What you should do: Take from the listing each line that has the string "SRMTID".

-- start of Data section --

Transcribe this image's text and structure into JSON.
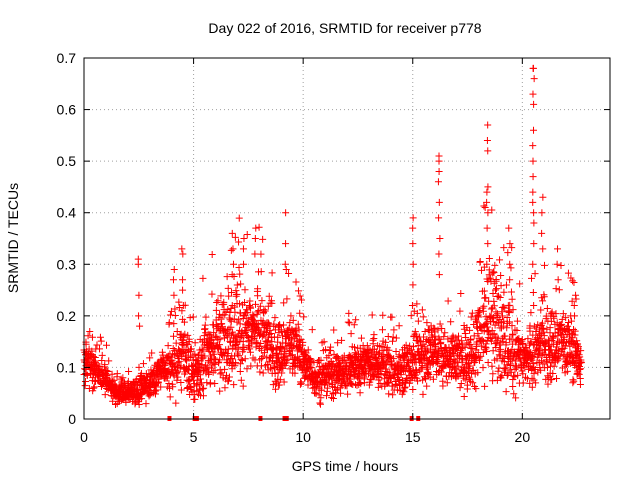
{
  "chart_data": {
    "type": "scatter",
    "title": "Day 022 of 2016, SRMTID for receiver p778",
    "xlabel": "GPS time / hours",
    "ylabel": "SRMTID / TECUs",
    "xlim": [
      0,
      24
    ],
    "ylim": [
      0,
      0.7
    ],
    "x_ticks": [
      0,
      5,
      10,
      15,
      20
    ],
    "x_tick_labels": [
      "0",
      "5",
      "10",
      "15",
      "20"
    ],
    "y_ticks": [
      0,
      0.1,
      0.2,
      0.3,
      0.4,
      0.5,
      0.6,
      0.7
    ],
    "y_tick_labels": [
      "0",
      "0.1",
      "0.2",
      "0.3",
      "0.4",
      "0.5",
      "0.6",
      "0.7"
    ],
    "grid": true,
    "marker": "plus",
    "color": "#ff0000",
    "series_envelope": {
      "name": "SRMTID",
      "x": [
        0,
        0.5,
        1,
        1.5,
        2,
        2.5,
        3,
        3.5,
        4,
        4.5,
        5,
        5.5,
        6,
        6.5,
        7,
        7.5,
        8,
        8.5,
        9,
        9.5,
        10,
        10.5,
        11,
        11.5,
        12,
        12.5,
        13,
        13.5,
        14,
        14.5,
        15,
        15.5,
        16,
        16.5,
        17,
        17.5,
        18,
        18.5,
        19,
        19.5,
        20,
        20.5,
        21,
        21.5,
        22,
        22.5,
        22.7
      ],
      "typical": [
        0.11,
        0.1,
        0.08,
        0.05,
        0.05,
        0.06,
        0.07,
        0.09,
        0.1,
        0.13,
        0.09,
        0.12,
        0.14,
        0.16,
        0.18,
        0.16,
        0.18,
        0.14,
        0.13,
        0.15,
        0.11,
        0.08,
        0.08,
        0.09,
        0.1,
        0.1,
        0.11,
        0.1,
        0.1,
        0.09,
        0.12,
        0.12,
        0.14,
        0.12,
        0.12,
        0.11,
        0.16,
        0.2,
        0.18,
        0.14,
        0.11,
        0.13,
        0.15,
        0.15,
        0.15,
        0.12,
        0.09
      ],
      "spread": [
        0.05,
        0.04,
        0.03,
        0.02,
        0.02,
        0.03,
        0.04,
        0.04,
        0.05,
        0.08,
        0.06,
        0.08,
        0.09,
        0.1,
        0.1,
        0.09,
        0.09,
        0.08,
        0.07,
        0.07,
        0.05,
        0.04,
        0.05,
        0.05,
        0.05,
        0.05,
        0.05,
        0.05,
        0.05,
        0.05,
        0.06,
        0.06,
        0.07,
        0.06,
        0.06,
        0.06,
        0.1,
        0.12,
        0.11,
        0.09,
        0.06,
        0.07,
        0.08,
        0.08,
        0.07,
        0.06,
        0.04
      ]
    },
    "spikes": [
      {
        "x": 2.5,
        "values": [
          0.31,
          0.3,
          0.24,
          0.2,
          0.18
        ]
      },
      {
        "x": 4.1,
        "values": [
          0.29,
          0.27,
          0.24
        ]
      },
      {
        "x": 4.5,
        "values": [
          0.33,
          0.32,
          0.27,
          0.25,
          0.22
        ]
      },
      {
        "x": 6.8,
        "values": [
          0.36,
          0.33,
          0.3,
          0.28
        ]
      },
      {
        "x": 7.3,
        "values": [
          0.35,
          0.33,
          0.3
        ]
      },
      {
        "x": 7.8,
        "values": [
          0.37,
          0.35,
          0.32
        ]
      },
      {
        "x": 9.2,
        "values": [
          0.4,
          0.34,
          0.3,
          0.29
        ]
      },
      {
        "x": 15.0,
        "values": [
          0.39,
          0.37,
          0.34,
          0.3,
          0.26,
          0.22
        ]
      },
      {
        "x": 16.2,
        "values": [
          0.51,
          0.5,
          0.48,
          0.46,
          0.42,
          0.39,
          0.35,
          0.32,
          0.28
        ]
      },
      {
        "x": 18.4,
        "values": [
          0.57,
          0.54,
          0.52,
          0.45,
          0.44,
          0.42,
          0.4,
          0.37,
          0.34,
          0.3
        ]
      },
      {
        "x": 19.4,
        "values": [
          0.37,
          0.34,
          0.3,
          0.27
        ]
      },
      {
        "x": 20.5,
        "values": [
          0.68,
          0.68,
          0.66,
          0.63,
          0.61,
          0.56,
          0.53,
          0.5,
          0.47,
          0.44,
          0.42,
          0.4,
          0.38,
          0.34,
          0.3
        ]
      },
      {
        "x": 20.9,
        "values": [
          0.43,
          0.4,
          0.36,
          0.33
        ]
      },
      {
        "x": 21.6,
        "values": [
          0.33,
          0.3,
          0.27
        ]
      },
      {
        "x": 22.4,
        "values": [
          0.24,
          0.22,
          0.2
        ]
      }
    ],
    "gap_markers": [
      3.9,
      5.05,
      5.15,
      8.05,
      9.15,
      9.25,
      14.95,
      15.25
    ]
  }
}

-- end of Data section --

Expected answer:
    "title": "Day 022 of 2016, SRMTID for receiver p778",
    "ylabel": "SRMTID / TECUs",
      "name": "SRMTID",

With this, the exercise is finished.